▸ **TASK INSTRUCTIONS**
What is needed here is an exact copy of every entry.

▸ **Dataset items**
--
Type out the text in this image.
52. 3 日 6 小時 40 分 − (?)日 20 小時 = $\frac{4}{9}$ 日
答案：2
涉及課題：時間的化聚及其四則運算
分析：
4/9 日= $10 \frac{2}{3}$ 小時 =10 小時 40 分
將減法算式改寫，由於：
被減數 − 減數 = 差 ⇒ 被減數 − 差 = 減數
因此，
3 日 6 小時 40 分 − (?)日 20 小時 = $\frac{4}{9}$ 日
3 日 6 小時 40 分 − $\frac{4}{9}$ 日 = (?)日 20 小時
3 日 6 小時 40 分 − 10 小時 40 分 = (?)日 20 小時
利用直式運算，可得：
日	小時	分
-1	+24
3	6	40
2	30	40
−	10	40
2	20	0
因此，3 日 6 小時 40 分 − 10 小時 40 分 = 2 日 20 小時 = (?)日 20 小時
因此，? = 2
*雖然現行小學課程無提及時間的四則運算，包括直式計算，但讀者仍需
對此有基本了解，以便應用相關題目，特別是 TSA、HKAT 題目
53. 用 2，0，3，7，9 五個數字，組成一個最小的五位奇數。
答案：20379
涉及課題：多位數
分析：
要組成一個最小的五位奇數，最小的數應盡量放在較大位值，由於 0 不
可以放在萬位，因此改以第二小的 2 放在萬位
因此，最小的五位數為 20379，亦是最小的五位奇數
--
▸ **RESPONSE**
Type out the text in this image.
52. 3 日 6 小時 40 分 − (?)日 20 小時 = $\frac{4}{9}$ 日
答案：2
涉及課題：時間的化聚及其四則運算
分析：
4/9 日= $10 \frac{2}{3}$ 小時 =10 小時 40 分
將減法算式改寫，由於：
被減數 − 減數 = 差 ⇒ 被減數 − 差 = 減數
因此，
3 日 6 小時 40 分 − (?)日 20 小時 = $\frac{4}{9}$ 日
3 日 6 小時 40 分 − $\frac{4}{9}$ 日 = (?)日 20 小時
3 日 6 小時 40 分 − 10 小時 40 分 = (?)日 20 小時
利用直式運算，可得：
日	小時	分
-1	+24
3	6	40
2	30	40
−	10	40
2	20	0
因此，3 日 6 小時 40 分 − 10 小時 40 分 = 2 日 20 小時 = (?)日 20 小時
因此，? = 2
*雖然現行小學課程無提及時間的四則運算，包括直式計算，但讀者仍需
對此有基本了解，以便應用相關題目，特別是 TSA、HKAT 題目
53. 用 2，0，3，7，9 五個數字，組成一個最小的五位奇數。
答案：20379
涉及課題：多位數
分析：
要組成一個最小的五位奇數，最小的數應盡量放在較大位值，由於 0 不
可以放在萬位，因此改以第二小的 2 放在萬位
因此，最小的五位數為 20379，亦是最小的五位奇數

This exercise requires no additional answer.